- Written instruction: Omit the pictures, then write out every entry exactly as it reads.

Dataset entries

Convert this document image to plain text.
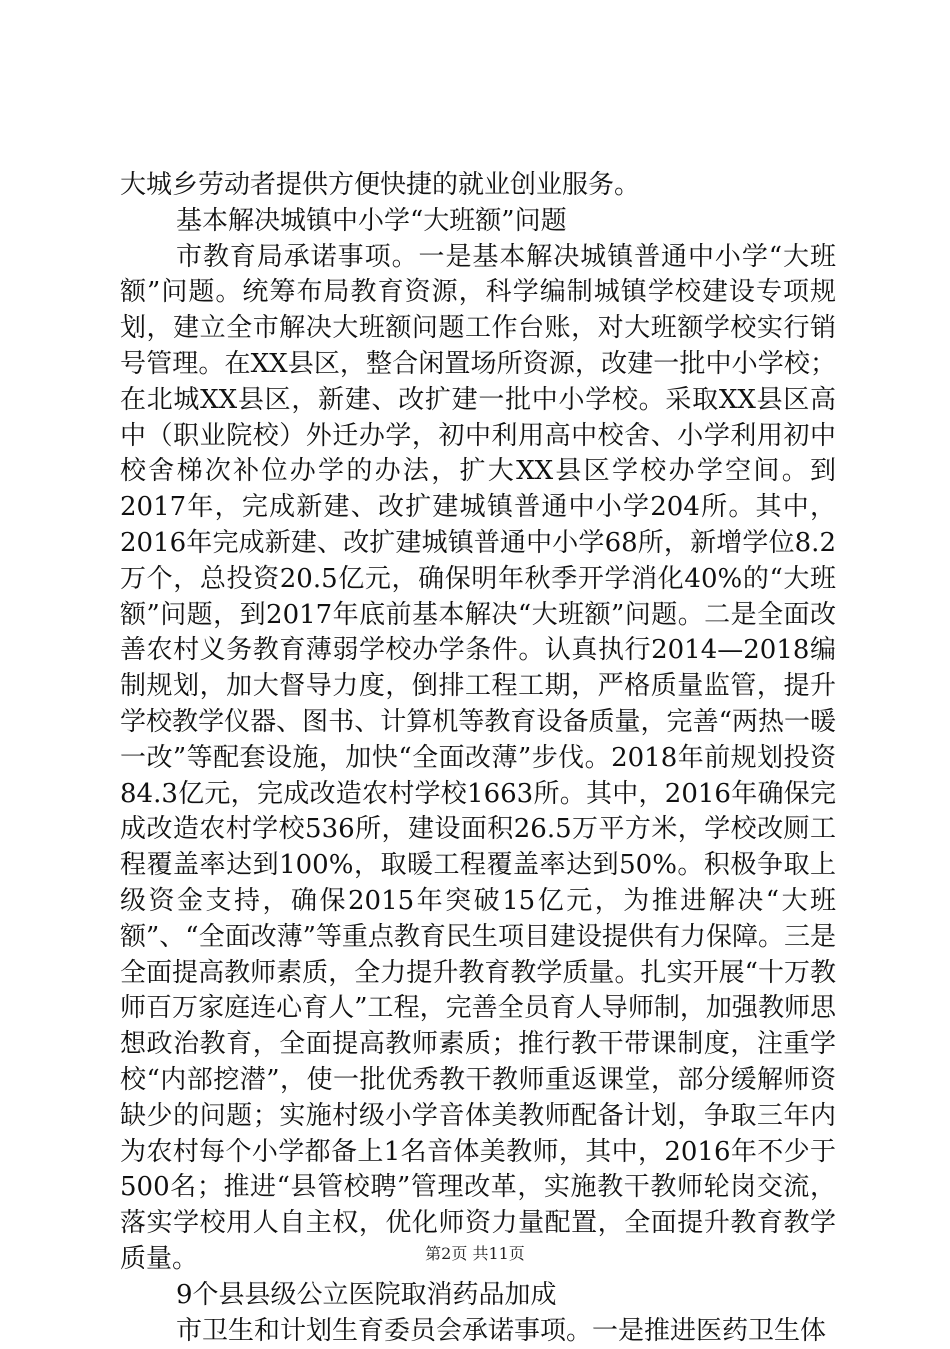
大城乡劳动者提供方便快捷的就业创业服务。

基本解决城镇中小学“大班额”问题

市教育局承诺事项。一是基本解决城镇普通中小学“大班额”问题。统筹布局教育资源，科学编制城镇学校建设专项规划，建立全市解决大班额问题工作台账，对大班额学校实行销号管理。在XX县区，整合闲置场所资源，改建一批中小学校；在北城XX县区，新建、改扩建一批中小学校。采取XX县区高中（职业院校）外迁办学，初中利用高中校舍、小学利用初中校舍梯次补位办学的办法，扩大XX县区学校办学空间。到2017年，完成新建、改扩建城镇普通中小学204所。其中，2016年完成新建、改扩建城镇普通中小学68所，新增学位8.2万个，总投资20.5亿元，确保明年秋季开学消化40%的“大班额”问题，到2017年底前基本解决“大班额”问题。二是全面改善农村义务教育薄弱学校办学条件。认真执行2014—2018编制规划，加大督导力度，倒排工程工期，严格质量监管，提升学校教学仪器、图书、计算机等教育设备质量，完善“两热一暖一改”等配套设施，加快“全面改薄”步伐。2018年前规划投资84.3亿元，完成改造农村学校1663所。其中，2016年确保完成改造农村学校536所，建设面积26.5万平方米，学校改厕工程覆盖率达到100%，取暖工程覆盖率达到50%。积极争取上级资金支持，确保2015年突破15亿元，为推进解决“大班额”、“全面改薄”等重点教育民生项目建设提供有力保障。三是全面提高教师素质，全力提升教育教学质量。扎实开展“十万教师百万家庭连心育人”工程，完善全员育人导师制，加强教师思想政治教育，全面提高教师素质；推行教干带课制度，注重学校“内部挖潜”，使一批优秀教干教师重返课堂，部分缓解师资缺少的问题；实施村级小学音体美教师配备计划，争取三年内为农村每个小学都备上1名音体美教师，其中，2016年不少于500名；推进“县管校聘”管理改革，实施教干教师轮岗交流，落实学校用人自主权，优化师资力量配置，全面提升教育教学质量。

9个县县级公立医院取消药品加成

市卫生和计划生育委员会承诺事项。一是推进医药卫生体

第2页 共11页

- Written response:
Convert this document image to plain text.
大城乡劳动者提供方便快捷的就业创业服务。

基本解决城镇中小学“大班额”问题

市教育局承诺事项。一是基本解决城镇普通中小学“大班额”问题。统筹布局教育资源，科学编制城镇学校建设专项规划，建立全市解决大班额问题工作台账，对大班额学校实行销号管理。在XX县区，整合闲置场所资源，改建一批中小学校；在北城XX县区，新建、改扩建一批中小学校。采取XX县区高中（职业院校）外迁办学，初中利用高中校舍、小学利用初中校舍梯次补位办学的办法，扩大XX县区学校办学空间。到2017年，完成新建、改扩建城镇普通中小学204所。其中，2016年完成新建、改扩建城镇普通中小学68所，新增学位8.2万个，总投资20.5亿元，确保明年秋季开学消化40%的“大班额”问题，到2017年底前基本解决“大班额”问题。二是全面改善农村义务教育薄弱学校办学条件。认真执行2014—2018编制规划，加大督导力度，倒排工程工期，严格质量监管，提升学校教学仪器、图书、计算机等教育设备质量，完善“两热一暖一改”等配套设施，加快“全面改薄”步伐。2018年前规划投资84.3亿元，完成改造农村学校1663所。其中，2016年确保完成改造农村学校536所，建设面积26.5万平方米，学校改厕工程覆盖率达到100%，取暖工程覆盖率达到50%。积极争取上级资金支持，确保2015年突破15亿元，为推进解决“大班额”、“全面改薄”等重点教育民生项目建设提供有力保障。三是全面提高教师素质，全力提升教育教学质量。扎实开展“十万教师百万家庭连心育人”工程，完善全员育人导师制，加强教师思想政治教育，全面提高教师素质；推行教干带课制度，注重学校“内部挖潜”，使一批优秀教干教师重返课堂，部分缓解师资缺少的问题；实施村级小学音体美教师配备计划，争取三年内为农村每个小学都备上1名音体美教师，其中，2016年不少于500名；推进“县管校聘”管理改革，实施教干教师轮岗交流，落实学校用人自主权，优化师资力量配置，全面提升教育教学质量。

9个县县级公立医院取消药品加成

市卫生和计划生育委员会承诺事项。一是推进医药卫生体

第2页 共11页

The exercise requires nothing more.